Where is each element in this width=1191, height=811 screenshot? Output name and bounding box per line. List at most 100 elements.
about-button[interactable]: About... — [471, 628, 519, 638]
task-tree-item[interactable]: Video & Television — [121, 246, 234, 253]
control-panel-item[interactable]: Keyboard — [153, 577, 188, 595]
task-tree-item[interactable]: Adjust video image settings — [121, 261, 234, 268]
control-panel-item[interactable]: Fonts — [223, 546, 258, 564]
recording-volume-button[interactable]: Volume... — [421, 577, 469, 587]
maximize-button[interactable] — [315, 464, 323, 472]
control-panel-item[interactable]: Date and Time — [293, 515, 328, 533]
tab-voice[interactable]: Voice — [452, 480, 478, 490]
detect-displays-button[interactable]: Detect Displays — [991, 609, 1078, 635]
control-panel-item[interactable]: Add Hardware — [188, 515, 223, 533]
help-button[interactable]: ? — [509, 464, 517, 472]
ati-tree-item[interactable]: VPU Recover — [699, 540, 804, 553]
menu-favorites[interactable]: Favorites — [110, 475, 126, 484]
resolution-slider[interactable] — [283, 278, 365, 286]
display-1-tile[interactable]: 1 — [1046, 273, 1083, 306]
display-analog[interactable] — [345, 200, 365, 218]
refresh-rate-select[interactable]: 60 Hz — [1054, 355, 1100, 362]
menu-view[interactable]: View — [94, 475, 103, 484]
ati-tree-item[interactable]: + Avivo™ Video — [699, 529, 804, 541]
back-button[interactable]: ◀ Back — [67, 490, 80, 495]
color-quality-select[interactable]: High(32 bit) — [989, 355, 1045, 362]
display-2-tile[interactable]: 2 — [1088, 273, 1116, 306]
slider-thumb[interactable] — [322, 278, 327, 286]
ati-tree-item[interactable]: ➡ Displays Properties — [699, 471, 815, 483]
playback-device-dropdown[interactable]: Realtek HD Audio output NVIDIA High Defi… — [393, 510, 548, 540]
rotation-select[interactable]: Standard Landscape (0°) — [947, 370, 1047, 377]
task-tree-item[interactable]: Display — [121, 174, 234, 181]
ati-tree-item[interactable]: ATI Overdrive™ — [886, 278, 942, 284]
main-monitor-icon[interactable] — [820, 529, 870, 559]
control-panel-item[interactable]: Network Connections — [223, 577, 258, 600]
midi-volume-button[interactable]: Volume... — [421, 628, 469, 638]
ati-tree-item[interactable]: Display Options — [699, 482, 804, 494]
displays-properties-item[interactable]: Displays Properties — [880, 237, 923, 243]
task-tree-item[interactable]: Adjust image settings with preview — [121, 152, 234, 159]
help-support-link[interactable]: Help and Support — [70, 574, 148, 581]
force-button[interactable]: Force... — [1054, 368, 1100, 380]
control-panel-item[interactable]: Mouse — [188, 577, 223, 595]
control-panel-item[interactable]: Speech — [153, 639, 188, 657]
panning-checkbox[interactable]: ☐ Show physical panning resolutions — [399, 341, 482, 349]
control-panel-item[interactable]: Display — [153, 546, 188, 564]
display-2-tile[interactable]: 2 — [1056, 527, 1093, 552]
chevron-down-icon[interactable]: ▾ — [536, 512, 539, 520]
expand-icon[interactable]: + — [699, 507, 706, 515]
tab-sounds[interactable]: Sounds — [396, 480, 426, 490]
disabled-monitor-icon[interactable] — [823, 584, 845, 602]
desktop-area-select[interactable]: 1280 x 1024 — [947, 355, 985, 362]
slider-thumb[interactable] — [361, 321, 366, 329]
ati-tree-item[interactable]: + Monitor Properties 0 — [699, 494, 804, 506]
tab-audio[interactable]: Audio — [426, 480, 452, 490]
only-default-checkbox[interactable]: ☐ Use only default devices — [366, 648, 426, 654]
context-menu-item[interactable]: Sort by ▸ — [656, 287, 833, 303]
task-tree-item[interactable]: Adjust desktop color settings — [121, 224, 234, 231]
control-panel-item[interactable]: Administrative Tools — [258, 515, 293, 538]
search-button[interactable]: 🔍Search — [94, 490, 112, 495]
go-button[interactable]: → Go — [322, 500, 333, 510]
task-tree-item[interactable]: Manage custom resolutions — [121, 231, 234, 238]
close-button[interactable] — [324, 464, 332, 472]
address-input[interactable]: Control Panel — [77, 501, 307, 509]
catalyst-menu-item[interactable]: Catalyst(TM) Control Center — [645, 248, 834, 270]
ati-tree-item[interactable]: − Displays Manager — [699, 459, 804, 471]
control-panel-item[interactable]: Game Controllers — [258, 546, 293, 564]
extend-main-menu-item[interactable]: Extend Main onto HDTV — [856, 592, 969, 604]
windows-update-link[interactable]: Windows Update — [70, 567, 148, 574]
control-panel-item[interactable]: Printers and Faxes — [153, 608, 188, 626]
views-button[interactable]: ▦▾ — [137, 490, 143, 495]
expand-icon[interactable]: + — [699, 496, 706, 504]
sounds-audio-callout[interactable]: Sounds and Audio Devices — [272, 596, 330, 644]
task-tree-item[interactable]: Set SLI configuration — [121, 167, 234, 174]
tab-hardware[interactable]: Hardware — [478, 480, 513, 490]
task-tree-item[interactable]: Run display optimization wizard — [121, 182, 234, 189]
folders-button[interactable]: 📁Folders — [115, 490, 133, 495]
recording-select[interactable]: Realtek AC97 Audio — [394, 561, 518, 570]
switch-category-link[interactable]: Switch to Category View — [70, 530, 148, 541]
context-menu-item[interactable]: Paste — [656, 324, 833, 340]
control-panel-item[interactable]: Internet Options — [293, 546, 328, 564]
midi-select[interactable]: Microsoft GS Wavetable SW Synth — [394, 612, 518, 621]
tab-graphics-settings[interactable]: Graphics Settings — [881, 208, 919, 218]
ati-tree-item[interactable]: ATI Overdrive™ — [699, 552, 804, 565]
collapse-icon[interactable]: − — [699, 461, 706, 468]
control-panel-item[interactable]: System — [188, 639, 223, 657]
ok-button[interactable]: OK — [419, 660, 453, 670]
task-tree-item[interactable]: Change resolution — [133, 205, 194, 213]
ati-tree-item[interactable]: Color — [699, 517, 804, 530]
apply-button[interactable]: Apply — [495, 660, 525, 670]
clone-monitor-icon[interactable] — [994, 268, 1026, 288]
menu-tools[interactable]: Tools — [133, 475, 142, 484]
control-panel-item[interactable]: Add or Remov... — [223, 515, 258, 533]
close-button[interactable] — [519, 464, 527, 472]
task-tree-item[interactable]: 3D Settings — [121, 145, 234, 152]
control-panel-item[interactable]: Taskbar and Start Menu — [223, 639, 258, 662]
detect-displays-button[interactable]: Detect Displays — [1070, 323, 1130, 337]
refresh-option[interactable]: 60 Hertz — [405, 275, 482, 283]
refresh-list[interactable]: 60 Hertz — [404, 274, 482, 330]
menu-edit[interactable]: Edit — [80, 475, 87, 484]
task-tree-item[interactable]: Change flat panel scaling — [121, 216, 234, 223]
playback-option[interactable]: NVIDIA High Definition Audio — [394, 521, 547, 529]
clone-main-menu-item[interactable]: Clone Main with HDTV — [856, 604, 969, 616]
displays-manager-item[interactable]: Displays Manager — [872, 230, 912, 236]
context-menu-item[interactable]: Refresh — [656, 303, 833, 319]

==============================

#### Esercizio proposto
Sostituisci "Detect Displays" con "Identify Displays" in tutto il materiale e riscrivilo per intero senza altre modifiche.

#### Risultato
Where is each element in this width=1191, height=811 screenshot? Output name and bounding box per line. List at most 100 elements.
about-button[interactable]: About... — [471, 628, 519, 638]
task-tree-item[interactable]: Video & Television — [121, 246, 234, 253]
control-panel-item[interactable]: Keyboard — [153, 577, 188, 595]
task-tree-item[interactable]: Adjust video image settings — [121, 261, 234, 268]
control-panel-item[interactable]: Fonts — [223, 546, 258, 564]
recording-volume-button[interactable]: Volume... — [421, 577, 469, 587]
maximize-button[interactable] — [315, 464, 323, 472]
control-panel-item[interactable]: Date and Time — [293, 515, 328, 533]
tab-voice[interactable]: Voice — [452, 480, 478, 490]
detect-displays-button[interactable]: Identify Displays — [991, 609, 1078, 635]
control-panel-item[interactable]: Add Hardware — [188, 515, 223, 533]
help-button[interactable]: ? — [509, 464, 517, 472]
ati-tree-item[interactable]: VPU Recover — [699, 540, 804, 553]
menu-favorites[interactable]: Favorites — [110, 475, 126, 484]
resolution-slider[interactable] — [283, 278, 365, 286]
display-1-tile[interactable]: 1 — [1046, 273, 1083, 306]
display-analog[interactable] — [345, 200, 365, 218]
refresh-rate-select[interactable]: 60 Hz — [1054, 355, 1100, 362]
menu-view[interactable]: View — [94, 475, 103, 484]
ati-tree-item[interactable]: + Avivo™ Video — [699, 529, 804, 541]
back-button[interactable]: ◀ Back — [67, 490, 80, 495]
color-quality-select[interactable]: High(32 bit) — [989, 355, 1045, 362]
display-2-tile[interactable]: 2 — [1088, 273, 1116, 306]
slider-thumb[interactable] — [322, 278, 327, 286]
ati-tree-item[interactable]: ➡ Displays Properties — [699, 471, 815, 483]
playback-device-dropdown[interactable]: Realtek HD Audio output NVIDIA High Defi… — [393, 510, 548, 540]
rotation-select[interactable]: Standard Landscape (0°) — [947, 370, 1047, 377]
task-tree-item[interactable]: Display — [121, 174, 234, 181]
ati-tree-item[interactable]: ATI Overdrive™ — [886, 278, 942, 284]
main-monitor-icon[interactable] — [820, 529, 870, 559]
control-panel-item[interactable]: Network Connections — [223, 577, 258, 600]
midi-volume-button[interactable]: Volume... — [421, 628, 469, 638]
ati-tree-item[interactable]: Display Options — [699, 482, 804, 494]
displays-properties-item[interactable]: Displays Properties — [880, 237, 923, 243]
task-tree-item[interactable]: Adjust image settings with preview — [121, 152, 234, 159]
help-support-link[interactable]: Help and Support — [70, 574, 148, 581]
force-button[interactable]: Force... — [1054, 368, 1100, 380]
control-panel-item[interactable]: Mouse — [188, 577, 223, 595]
control-panel-item[interactable]: Speech — [153, 639, 188, 657]
panning-checkbox[interactable]: ☐ Show physical panning resolutions — [399, 341, 482, 349]
control-panel-item[interactable]: Display — [153, 546, 188, 564]
display-2-tile[interactable]: 2 — [1056, 527, 1093, 552]
chevron-down-icon[interactable]: ▾ — [536, 512, 539, 520]
expand-icon[interactable]: + — [699, 507, 706, 515]
tab-sounds[interactable]: Sounds — [396, 480, 426, 490]
disabled-monitor-icon[interactable] — [823, 584, 845, 602]
desktop-area-select[interactable]: 1280 x 1024 — [947, 355, 985, 362]
slider-thumb[interactable] — [361, 321, 366, 329]
ati-tree-item[interactable]: + Monitor Properties 0 — [699, 494, 804, 506]
tab-audio[interactable]: Audio — [426, 480, 452, 490]
only-default-checkbox[interactable]: ☐ Use only default devices — [366, 648, 426, 654]
context-menu-item[interactable]: Sort by ▸ — [656, 287, 833, 303]
task-tree-item[interactable]: Adjust desktop color settings — [121, 224, 234, 231]
control-panel-item[interactable]: Administrative Tools — [258, 515, 293, 538]
search-button[interactable]: 🔍Search — [94, 490, 112, 495]
go-button[interactable]: → Go — [322, 500, 333, 510]
task-tree-item[interactable]: Manage custom resolutions — [121, 231, 234, 238]
close-button[interactable] — [324, 464, 332, 472]
address-input[interactable]: Control Panel — [77, 501, 307, 509]
catalyst-menu-item[interactable]: Catalyst(TM) Control Center — [645, 248, 834, 270]
ati-tree-item[interactable]: − Displays Manager — [699, 459, 804, 471]
control-panel-item[interactable]: Game Controllers — [258, 546, 293, 564]
extend-main-menu-item[interactable]: Extend Main onto HDTV — [856, 592, 969, 604]
windows-update-link[interactable]: Windows Update — [70, 567, 148, 574]
control-panel-item[interactable]: Printers and Faxes — [153, 608, 188, 626]
views-button[interactable]: ▦▾ — [137, 490, 143, 495]
expand-icon[interactable]: + — [699, 496, 706, 504]
sounds-audio-callout[interactable]: Sounds and Audio Devices — [272, 596, 330, 644]
task-tree-item[interactable]: Set SLI configuration — [121, 167, 234, 174]
tab-hardware[interactable]: Hardware — [478, 480, 513, 490]
task-tree-item[interactable]: Run display optimization wizard — [121, 182, 234, 189]
folders-button[interactable]: 📁Folders — [115, 490, 133, 495]
recording-select[interactable]: Realtek AC97 Audio — [394, 561, 518, 570]
switch-category-link[interactable]: Switch to Category View — [70, 530, 148, 541]
context-menu-item[interactable]: Paste — [656, 324, 833, 340]
control-panel-item[interactable]: Internet Options — [293, 546, 328, 564]
midi-select[interactable]: Microsoft GS Wavetable SW Synth — [394, 612, 518, 621]
tab-graphics-settings[interactable]: Graphics Settings — [881, 208, 919, 218]
ati-tree-item[interactable]: ATI Overdrive™ — [699, 552, 804, 565]
collapse-icon[interactable]: − — [699, 461, 706, 468]
control-panel-item[interactable]: System — [188, 639, 223, 657]
ok-button[interactable]: OK — [419, 660, 453, 670]
task-tree-item[interactable]: Change resolution — [133, 205, 194, 213]
ati-tree-item[interactable]: Color — [699, 517, 804, 530]
apply-button[interactable]: Apply — [495, 660, 525, 670]
clone-monitor-icon[interactable] — [994, 268, 1026, 288]
menu-tools[interactable]: Tools — [133, 475, 142, 484]
control-panel-item[interactable]: Add or Remov... — [223, 515, 258, 533]
close-button[interactable] — [519, 464, 527, 472]
task-tree-item[interactable]: 3D Settings — [121, 145, 234, 152]
control-panel-item[interactable]: Taskbar and Start Menu — [223, 639, 258, 662]
detect-displays-button[interactable]: Identify Displays — [1070, 323, 1130, 337]
refresh-option[interactable]: 60 Hertz — [405, 275, 482, 283]
refresh-list[interactable]: 60 Hertz — [404, 274, 482, 330]
menu-edit[interactable]: Edit — [80, 475, 87, 484]
task-tree-item[interactable]: Change flat panel scaling — [121, 216, 234, 223]
playback-option[interactable]: NVIDIA High Definition Audio — [394, 521, 547, 529]
clone-main-menu-item[interactable]: Clone Main with HDTV — [856, 604, 969, 616]
displays-manager-item[interactable]: Displays Manager — [872, 230, 912, 236]
context-menu-item[interactable]: Refresh — [656, 303, 833, 319]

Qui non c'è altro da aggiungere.